-------- MATERIAL FOR THIS EXERCISE

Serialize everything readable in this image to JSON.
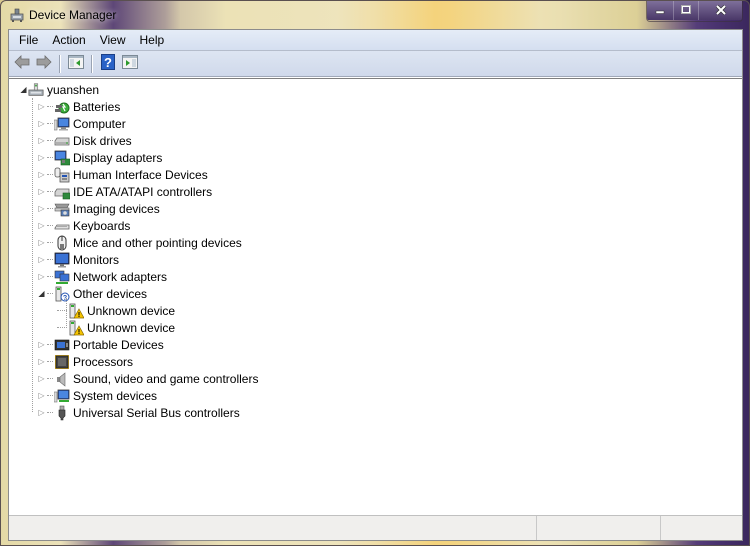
{
  "window": {
    "title": "Device Manager",
    "icon": "device-manager-icon",
    "controls": {
      "minimize": "minimize",
      "maximize": "maximize",
      "close": "close"
    }
  },
  "menu": {
    "items": [
      {
        "label": "File"
      },
      {
        "label": "Action"
      },
      {
        "label": "View"
      },
      {
        "label": "Help"
      }
    ]
  },
  "toolbar": {
    "buttons": [
      {
        "name": "back",
        "icon": "arrow-left-icon"
      },
      {
        "name": "forward",
        "icon": "arrow-right-icon"
      },
      {
        "name": "show-hide-console-tree",
        "icon": "console-tree-icon"
      },
      {
        "name": "help",
        "icon": "help-icon",
        "glyph": "?"
      },
      {
        "name": "show-hide-action-pane",
        "icon": "action-pane-icon"
      }
    ]
  },
  "tree": {
    "root": {
      "label": "yuanshen",
      "expanded": true,
      "icon": "computer-network-icon"
    },
    "items": [
      {
        "label": "Batteries",
        "icon": "battery-icon",
        "expanded": false
      },
      {
        "label": "Computer",
        "icon": "computer-icon",
        "expanded": false
      },
      {
        "label": "Disk drives",
        "icon": "disk-drive-icon",
        "expanded": false
      },
      {
        "label": "Display adapters",
        "icon": "display-adapter-icon",
        "expanded": false
      },
      {
        "label": "Human Interface Devices",
        "icon": "hid-icon",
        "expanded": false
      },
      {
        "label": "IDE ATA/ATAPI controllers",
        "icon": "ide-controller-icon",
        "expanded": false
      },
      {
        "label": "Imaging devices",
        "icon": "imaging-device-icon",
        "expanded": false
      },
      {
        "label": "Keyboards",
        "icon": "keyboard-icon",
        "expanded": false
      },
      {
        "label": "Mice and other pointing devices",
        "icon": "mouse-icon",
        "expanded": false
      },
      {
        "label": "Monitors",
        "icon": "monitor-icon",
        "expanded": false
      },
      {
        "label": "Network adapters",
        "icon": "network-adapter-icon",
        "expanded": false
      },
      {
        "label": "Other devices",
        "icon": "other-devices-icon",
        "expanded": true,
        "children": [
          {
            "label": "Unknown device",
            "icon": "unknown-device-warning-icon"
          },
          {
            "label": "Unknown device",
            "icon": "unknown-device-warning-icon"
          }
        ]
      },
      {
        "label": "Portable Devices",
        "icon": "portable-device-icon",
        "expanded": false
      },
      {
        "label": "Processors",
        "icon": "processor-icon",
        "expanded": false
      },
      {
        "label": "Sound, video and game controllers",
        "icon": "speaker-icon",
        "expanded": false
      },
      {
        "label": "System devices",
        "icon": "system-device-icon",
        "expanded": false
      },
      {
        "label": "Universal Serial Bus controllers",
        "icon": "usb-icon",
        "expanded": false
      }
    ]
  },
  "statusbar": {
    "panes": [
      "",
      "",
      ""
    ]
  }
}
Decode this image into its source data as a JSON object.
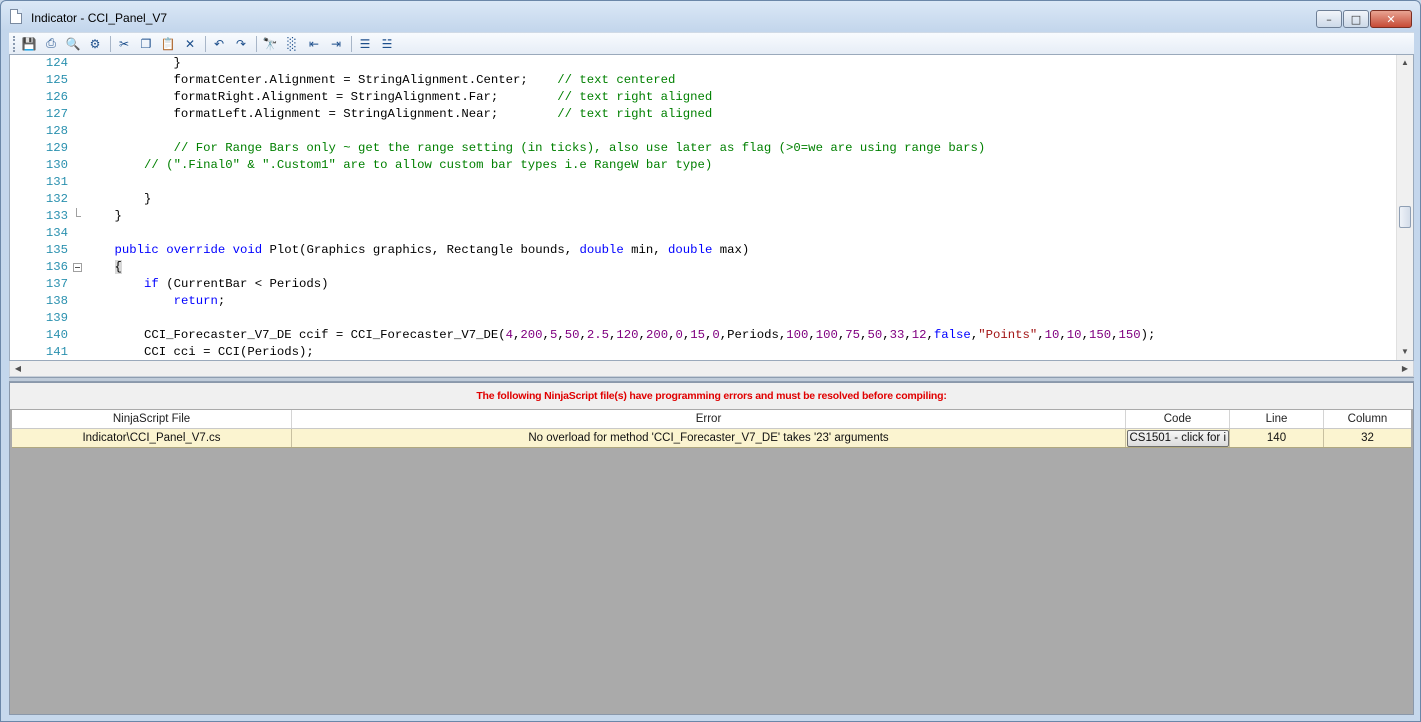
{
  "window": {
    "title": "Indicator - CCI_Panel_V7",
    "min_glyph": "–",
    "max_glyph": "□",
    "close_glyph": "✕"
  },
  "toolbar": {
    "items": [
      {
        "name": "save-icon",
        "glyph": "💾"
      },
      {
        "name": "print-icon",
        "glyph": "⎙"
      },
      {
        "name": "print-preview-icon",
        "glyph": "🔍"
      },
      {
        "name": "page-setup-icon",
        "glyph": "⚙"
      },
      {
        "name": "cut-icon",
        "glyph": "✂"
      },
      {
        "name": "copy-icon",
        "glyph": "❐"
      },
      {
        "name": "paste-icon",
        "glyph": "📋"
      },
      {
        "name": "delete-icon",
        "glyph": "✕"
      },
      {
        "name": "undo-icon",
        "glyph": "↶"
      },
      {
        "name": "redo-icon",
        "glyph": "↷"
      },
      {
        "name": "find-icon",
        "glyph": "🔭"
      },
      {
        "name": "replace-icon",
        "glyph": "░"
      },
      {
        "name": "outdent-icon",
        "glyph": "⇤"
      },
      {
        "name": "indent-icon",
        "glyph": "⇥"
      },
      {
        "name": "comment-icon",
        "glyph": "☰"
      },
      {
        "name": "uncomment-icon",
        "glyph": "☱"
      }
    ]
  },
  "editor": {
    "lines": [
      {
        "n": "124",
        "text": "            }"
      },
      {
        "n": "125",
        "text": "            formatCenter.Alignment = StringAlignment.Center;    // text centered"
      },
      {
        "n": "126",
        "text": "            formatRight.Alignment = StringAlignment.Far;        // text right aligned"
      },
      {
        "n": "127",
        "text": "            formatLeft.Alignment = StringAlignment.Near;        // text right aligned"
      },
      {
        "n": "128",
        "text": ""
      },
      {
        "n": "129",
        "text": "            // For Range Bars only ~ get the range setting (in ticks), also use later as flag (>0=we are using range bars)"
      },
      {
        "n": "130",
        "text": "        // (\".Final0\" & \".Custom1\" are to allow custom bar types i.e RangeW bar type)"
      },
      {
        "n": "131",
        "text": ""
      },
      {
        "n": "132",
        "text": "        }"
      },
      {
        "n": "133",
        "text": "    }"
      },
      {
        "n": "134",
        "text": ""
      },
      {
        "n": "135",
        "text": "    public override void Plot(Graphics graphics, Rectangle bounds, double min, double max)"
      },
      {
        "n": "136",
        "text": "    {"
      },
      {
        "n": "137",
        "text": "        if (CurrentBar < Periods)"
      },
      {
        "n": "138",
        "text": "            return;"
      },
      {
        "n": "139",
        "text": ""
      },
      {
        "n": "140",
        "text": "        CCI_Forecaster_V7_DE ccif = CCI_Forecaster_V7_DE(4,200,5,50,2.5,120,200,0,15,0,Periods,100,100,75,50,33,12,false,\"Points\",10,10,150,150);"
      },
      {
        "n": "141",
        "text": "        CCI cci = CCI(Periods);"
      }
    ]
  },
  "errors": {
    "banner": "The following NinjaScript file(s) have programming errors and must be resolved before compiling:",
    "columns": [
      "NinjaScript File",
      "Error",
      "Code",
      "Line",
      "Column"
    ],
    "rows": [
      {
        "file": "Indicator\\CCI_Panel_V7.cs",
        "error": "No overload for method 'CCI_Forecaster_V7_DE' takes '23' arguments",
        "code": "CS1501 - click for i",
        "line": "140",
        "column": "32"
      }
    ]
  },
  "colors": {
    "keyword": "#0000ff",
    "comment": "#008000",
    "number": "#800080",
    "string": "#a31515",
    "line_number": "#2b91af",
    "error_text": "#e00000",
    "error_row_bg": "#fbf4d0"
  }
}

----------------

:: WHAT IS ASKED ::
Count how many lines above contain the word "image". Reply with the number alone.

:: FULL ANSWER ::
2